Start DATASET EXTRACT

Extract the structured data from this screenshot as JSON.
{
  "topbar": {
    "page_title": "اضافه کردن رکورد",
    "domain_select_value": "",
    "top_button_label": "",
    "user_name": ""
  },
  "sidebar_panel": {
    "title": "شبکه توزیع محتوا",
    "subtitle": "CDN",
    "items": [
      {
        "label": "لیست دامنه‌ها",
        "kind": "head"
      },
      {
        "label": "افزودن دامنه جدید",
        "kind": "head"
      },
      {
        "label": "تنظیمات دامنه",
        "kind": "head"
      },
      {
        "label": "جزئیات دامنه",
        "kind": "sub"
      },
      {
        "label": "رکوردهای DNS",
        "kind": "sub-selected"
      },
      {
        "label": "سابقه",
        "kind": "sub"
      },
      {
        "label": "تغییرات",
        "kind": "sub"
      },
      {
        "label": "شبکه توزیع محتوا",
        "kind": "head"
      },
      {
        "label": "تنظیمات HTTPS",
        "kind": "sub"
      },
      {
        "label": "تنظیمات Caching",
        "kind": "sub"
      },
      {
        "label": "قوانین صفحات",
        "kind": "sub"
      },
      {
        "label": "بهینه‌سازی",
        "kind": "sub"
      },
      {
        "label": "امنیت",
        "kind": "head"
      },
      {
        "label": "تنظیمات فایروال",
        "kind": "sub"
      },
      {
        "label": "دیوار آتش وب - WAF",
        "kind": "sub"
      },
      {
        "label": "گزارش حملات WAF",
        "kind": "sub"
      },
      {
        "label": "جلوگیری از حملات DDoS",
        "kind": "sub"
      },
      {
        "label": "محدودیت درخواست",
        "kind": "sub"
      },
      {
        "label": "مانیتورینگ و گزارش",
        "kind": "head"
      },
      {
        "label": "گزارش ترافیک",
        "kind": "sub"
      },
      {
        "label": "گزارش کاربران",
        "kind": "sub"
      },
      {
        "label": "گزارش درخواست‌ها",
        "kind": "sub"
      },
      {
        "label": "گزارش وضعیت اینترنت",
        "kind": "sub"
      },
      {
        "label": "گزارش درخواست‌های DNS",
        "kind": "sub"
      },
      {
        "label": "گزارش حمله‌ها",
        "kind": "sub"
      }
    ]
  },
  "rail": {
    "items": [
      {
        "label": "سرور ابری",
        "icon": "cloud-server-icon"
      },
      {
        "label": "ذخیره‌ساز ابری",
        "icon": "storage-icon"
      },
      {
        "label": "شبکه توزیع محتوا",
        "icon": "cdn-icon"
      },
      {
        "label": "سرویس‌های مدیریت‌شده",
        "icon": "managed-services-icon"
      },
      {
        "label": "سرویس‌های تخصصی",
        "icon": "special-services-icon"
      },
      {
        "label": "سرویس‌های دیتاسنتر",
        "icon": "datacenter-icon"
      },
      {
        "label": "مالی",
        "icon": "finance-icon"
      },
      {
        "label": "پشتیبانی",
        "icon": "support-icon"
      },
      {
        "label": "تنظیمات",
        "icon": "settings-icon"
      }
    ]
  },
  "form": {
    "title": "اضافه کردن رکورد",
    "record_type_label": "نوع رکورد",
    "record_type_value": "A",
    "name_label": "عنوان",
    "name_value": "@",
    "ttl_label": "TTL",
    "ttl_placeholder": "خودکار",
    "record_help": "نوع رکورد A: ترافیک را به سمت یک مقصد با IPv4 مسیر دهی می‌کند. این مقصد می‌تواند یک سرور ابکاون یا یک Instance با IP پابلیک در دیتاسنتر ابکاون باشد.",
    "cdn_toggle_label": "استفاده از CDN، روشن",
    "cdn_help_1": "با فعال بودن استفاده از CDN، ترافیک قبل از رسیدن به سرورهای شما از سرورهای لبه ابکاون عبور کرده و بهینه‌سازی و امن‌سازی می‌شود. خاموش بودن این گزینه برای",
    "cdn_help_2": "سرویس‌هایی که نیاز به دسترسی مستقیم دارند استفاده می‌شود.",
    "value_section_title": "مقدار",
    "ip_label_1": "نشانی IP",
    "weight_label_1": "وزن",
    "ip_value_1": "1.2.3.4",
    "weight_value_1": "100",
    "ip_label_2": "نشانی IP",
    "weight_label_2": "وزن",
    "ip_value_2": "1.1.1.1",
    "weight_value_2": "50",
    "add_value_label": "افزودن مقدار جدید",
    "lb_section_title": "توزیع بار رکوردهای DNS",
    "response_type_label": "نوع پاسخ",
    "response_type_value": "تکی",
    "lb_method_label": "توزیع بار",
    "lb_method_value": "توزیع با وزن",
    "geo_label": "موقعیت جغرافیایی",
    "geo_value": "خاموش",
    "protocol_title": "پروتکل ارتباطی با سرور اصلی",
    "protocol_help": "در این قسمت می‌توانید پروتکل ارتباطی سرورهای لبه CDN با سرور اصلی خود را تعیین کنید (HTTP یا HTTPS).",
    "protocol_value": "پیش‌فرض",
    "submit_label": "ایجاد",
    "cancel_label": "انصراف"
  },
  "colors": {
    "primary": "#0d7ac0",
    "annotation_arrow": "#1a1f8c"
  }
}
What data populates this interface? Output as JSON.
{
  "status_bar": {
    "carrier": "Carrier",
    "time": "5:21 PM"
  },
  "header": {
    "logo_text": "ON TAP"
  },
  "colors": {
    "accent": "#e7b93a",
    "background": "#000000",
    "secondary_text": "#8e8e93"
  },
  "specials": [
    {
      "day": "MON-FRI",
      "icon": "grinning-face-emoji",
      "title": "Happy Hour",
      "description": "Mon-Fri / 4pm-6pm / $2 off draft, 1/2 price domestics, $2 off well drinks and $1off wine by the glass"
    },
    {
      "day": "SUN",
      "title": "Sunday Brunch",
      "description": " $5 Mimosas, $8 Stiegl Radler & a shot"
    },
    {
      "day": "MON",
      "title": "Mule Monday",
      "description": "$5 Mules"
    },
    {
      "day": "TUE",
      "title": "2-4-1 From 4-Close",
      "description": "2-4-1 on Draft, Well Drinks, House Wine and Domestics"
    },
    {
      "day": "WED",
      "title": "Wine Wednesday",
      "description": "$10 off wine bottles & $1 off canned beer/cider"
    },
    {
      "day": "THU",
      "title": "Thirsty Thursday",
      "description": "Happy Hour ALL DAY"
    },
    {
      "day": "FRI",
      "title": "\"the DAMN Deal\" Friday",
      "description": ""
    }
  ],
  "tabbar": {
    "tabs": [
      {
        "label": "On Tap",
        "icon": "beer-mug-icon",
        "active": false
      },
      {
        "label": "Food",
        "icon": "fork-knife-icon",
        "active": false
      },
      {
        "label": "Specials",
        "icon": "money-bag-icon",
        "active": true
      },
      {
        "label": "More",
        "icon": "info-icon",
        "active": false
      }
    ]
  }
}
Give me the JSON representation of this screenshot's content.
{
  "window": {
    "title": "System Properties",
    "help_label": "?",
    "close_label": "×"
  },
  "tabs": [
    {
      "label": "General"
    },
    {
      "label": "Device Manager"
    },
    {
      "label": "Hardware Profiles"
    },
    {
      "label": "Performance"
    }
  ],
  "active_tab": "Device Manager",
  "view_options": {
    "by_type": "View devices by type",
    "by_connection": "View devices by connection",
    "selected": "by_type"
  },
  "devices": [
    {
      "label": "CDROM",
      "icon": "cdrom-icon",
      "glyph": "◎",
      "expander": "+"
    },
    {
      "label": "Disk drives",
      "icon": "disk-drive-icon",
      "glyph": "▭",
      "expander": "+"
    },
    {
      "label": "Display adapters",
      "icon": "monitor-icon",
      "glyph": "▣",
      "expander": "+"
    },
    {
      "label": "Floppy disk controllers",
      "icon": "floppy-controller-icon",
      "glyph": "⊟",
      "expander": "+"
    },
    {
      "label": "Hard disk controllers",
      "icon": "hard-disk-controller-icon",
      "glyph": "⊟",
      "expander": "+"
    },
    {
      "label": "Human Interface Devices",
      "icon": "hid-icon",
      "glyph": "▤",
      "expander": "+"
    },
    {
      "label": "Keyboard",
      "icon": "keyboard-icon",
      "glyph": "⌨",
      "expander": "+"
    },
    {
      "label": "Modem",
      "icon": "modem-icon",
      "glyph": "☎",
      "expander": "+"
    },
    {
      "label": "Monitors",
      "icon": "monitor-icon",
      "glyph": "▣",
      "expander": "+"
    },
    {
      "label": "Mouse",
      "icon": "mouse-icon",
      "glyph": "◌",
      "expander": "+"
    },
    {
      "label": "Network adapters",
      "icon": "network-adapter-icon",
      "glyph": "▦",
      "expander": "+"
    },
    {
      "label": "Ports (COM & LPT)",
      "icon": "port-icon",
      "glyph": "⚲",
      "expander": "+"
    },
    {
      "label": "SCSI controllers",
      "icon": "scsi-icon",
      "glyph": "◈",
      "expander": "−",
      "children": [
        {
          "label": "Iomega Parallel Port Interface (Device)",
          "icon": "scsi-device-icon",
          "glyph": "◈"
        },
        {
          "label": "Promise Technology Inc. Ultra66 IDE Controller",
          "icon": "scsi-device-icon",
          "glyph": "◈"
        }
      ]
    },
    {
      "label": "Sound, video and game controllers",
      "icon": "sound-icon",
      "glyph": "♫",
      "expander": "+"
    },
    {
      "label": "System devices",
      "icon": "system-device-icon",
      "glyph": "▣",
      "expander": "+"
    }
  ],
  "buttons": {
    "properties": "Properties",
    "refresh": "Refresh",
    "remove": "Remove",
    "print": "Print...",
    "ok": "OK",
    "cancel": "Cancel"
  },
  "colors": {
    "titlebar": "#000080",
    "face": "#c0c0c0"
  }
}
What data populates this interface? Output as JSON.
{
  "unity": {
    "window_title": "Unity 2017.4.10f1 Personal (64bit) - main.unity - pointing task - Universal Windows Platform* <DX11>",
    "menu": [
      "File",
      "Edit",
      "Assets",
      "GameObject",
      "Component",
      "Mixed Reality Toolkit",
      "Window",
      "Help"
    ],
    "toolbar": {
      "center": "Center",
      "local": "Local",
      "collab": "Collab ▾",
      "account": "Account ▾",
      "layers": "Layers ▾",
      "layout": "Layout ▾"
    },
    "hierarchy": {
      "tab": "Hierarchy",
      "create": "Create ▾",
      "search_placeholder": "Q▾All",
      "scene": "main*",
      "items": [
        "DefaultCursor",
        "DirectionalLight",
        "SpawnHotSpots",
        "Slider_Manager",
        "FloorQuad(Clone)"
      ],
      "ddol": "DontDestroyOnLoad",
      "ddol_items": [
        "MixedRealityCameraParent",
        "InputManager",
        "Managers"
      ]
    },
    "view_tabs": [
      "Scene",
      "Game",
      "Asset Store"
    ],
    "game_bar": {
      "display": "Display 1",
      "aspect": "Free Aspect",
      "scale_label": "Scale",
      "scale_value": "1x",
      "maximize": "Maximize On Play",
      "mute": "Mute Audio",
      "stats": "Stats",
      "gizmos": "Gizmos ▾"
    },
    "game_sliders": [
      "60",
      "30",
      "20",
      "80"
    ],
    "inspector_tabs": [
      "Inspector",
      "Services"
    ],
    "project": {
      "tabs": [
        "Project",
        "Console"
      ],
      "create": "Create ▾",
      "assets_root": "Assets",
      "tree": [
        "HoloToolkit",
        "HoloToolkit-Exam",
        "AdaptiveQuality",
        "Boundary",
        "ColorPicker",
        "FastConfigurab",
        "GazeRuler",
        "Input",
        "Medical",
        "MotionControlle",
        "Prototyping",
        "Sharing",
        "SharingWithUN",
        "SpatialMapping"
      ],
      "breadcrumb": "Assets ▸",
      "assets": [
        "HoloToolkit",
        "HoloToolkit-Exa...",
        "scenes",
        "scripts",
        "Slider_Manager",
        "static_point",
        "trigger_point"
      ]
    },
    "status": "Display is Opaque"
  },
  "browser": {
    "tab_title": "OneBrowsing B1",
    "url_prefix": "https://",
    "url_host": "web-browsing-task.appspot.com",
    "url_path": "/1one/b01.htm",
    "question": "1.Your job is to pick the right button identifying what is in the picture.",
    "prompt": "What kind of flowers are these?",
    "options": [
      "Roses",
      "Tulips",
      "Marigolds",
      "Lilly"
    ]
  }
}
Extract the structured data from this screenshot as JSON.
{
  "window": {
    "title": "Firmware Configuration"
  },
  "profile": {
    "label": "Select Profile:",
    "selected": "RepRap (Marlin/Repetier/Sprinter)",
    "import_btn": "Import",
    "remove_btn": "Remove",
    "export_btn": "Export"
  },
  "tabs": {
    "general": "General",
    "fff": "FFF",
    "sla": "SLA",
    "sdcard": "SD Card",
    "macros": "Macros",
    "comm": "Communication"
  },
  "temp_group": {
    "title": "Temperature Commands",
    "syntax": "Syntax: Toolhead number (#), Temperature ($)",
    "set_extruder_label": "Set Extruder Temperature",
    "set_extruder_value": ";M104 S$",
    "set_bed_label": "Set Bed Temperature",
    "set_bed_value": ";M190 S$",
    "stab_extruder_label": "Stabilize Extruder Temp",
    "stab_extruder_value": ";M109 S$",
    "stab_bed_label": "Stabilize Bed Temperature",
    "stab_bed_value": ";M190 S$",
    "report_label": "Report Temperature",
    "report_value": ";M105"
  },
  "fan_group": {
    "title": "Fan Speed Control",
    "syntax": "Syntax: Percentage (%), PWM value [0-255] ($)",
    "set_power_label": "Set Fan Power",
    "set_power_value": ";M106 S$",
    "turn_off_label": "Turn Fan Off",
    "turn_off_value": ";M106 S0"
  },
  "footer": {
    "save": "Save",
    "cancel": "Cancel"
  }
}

End DATASET EXTRACT

EXERCISE REQUIREMENTS |
Which lines include "Temperature"? Copy each of them out.

ANSWER FOR THE TASK |
    "title": "Temperature Commands",
    "syntax": "Syntax: Toolhead number (#), Temperature ($)",
    "set_extruder_label": "Set Extruder Temperature",
    "set_bed_label": "Set Bed Temperature",
    "stab_bed_label": "Stabilize Bed Temperature",
    "report_label": "Report Temperature",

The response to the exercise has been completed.